-- START --
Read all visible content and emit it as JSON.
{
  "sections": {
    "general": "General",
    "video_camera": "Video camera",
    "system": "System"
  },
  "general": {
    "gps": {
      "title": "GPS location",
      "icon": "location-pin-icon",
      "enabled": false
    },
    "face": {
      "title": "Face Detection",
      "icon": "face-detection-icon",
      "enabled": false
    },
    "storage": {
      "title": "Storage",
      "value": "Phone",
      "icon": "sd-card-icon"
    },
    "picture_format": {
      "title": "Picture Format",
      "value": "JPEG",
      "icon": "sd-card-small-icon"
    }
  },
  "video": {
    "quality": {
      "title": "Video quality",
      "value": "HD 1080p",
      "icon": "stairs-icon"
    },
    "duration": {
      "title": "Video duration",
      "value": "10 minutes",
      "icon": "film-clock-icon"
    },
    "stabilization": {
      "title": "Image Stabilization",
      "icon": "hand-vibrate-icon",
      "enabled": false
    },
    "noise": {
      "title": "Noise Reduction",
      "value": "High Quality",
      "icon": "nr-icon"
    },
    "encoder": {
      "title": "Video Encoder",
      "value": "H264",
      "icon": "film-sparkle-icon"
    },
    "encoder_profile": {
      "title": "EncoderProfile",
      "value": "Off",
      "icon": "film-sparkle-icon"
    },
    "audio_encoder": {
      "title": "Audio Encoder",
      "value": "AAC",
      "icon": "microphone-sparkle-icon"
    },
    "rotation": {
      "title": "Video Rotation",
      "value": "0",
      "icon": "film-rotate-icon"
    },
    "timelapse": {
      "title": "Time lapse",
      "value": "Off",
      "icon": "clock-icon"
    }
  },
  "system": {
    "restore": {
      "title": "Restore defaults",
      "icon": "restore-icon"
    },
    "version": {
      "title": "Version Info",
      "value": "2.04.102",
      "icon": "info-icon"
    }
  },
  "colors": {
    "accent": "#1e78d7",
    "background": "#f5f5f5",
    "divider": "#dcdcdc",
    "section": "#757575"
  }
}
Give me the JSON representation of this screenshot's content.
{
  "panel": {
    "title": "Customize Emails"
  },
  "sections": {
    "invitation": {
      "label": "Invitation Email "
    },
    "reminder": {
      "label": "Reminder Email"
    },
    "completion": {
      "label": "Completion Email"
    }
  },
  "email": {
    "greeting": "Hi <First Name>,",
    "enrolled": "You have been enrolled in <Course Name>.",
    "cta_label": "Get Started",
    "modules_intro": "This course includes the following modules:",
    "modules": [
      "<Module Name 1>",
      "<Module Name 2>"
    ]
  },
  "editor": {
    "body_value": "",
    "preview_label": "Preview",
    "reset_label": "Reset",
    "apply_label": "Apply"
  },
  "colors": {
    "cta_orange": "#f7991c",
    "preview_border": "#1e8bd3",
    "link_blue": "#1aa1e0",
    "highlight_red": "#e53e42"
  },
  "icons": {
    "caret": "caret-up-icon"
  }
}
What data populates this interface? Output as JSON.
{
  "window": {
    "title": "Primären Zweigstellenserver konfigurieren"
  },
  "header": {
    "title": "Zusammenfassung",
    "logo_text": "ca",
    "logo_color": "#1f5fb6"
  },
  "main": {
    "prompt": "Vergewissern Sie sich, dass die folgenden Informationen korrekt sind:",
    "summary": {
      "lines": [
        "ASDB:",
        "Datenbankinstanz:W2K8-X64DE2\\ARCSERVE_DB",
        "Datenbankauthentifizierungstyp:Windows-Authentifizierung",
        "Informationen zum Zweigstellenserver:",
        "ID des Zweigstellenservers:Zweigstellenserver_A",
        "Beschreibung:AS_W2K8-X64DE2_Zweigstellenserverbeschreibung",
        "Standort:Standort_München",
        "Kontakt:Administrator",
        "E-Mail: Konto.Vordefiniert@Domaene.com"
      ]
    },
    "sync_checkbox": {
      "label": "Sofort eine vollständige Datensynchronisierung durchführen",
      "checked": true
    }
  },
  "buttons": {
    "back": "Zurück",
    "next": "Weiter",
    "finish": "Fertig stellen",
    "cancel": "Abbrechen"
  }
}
-- END --
◆ **OBJECTIVE**
Check each line of the records for the word "location", and show the lines that contain it.

◆ **TASK SOLUTION**
      "title": "GPS location",
      "icon": "location-pin-icon",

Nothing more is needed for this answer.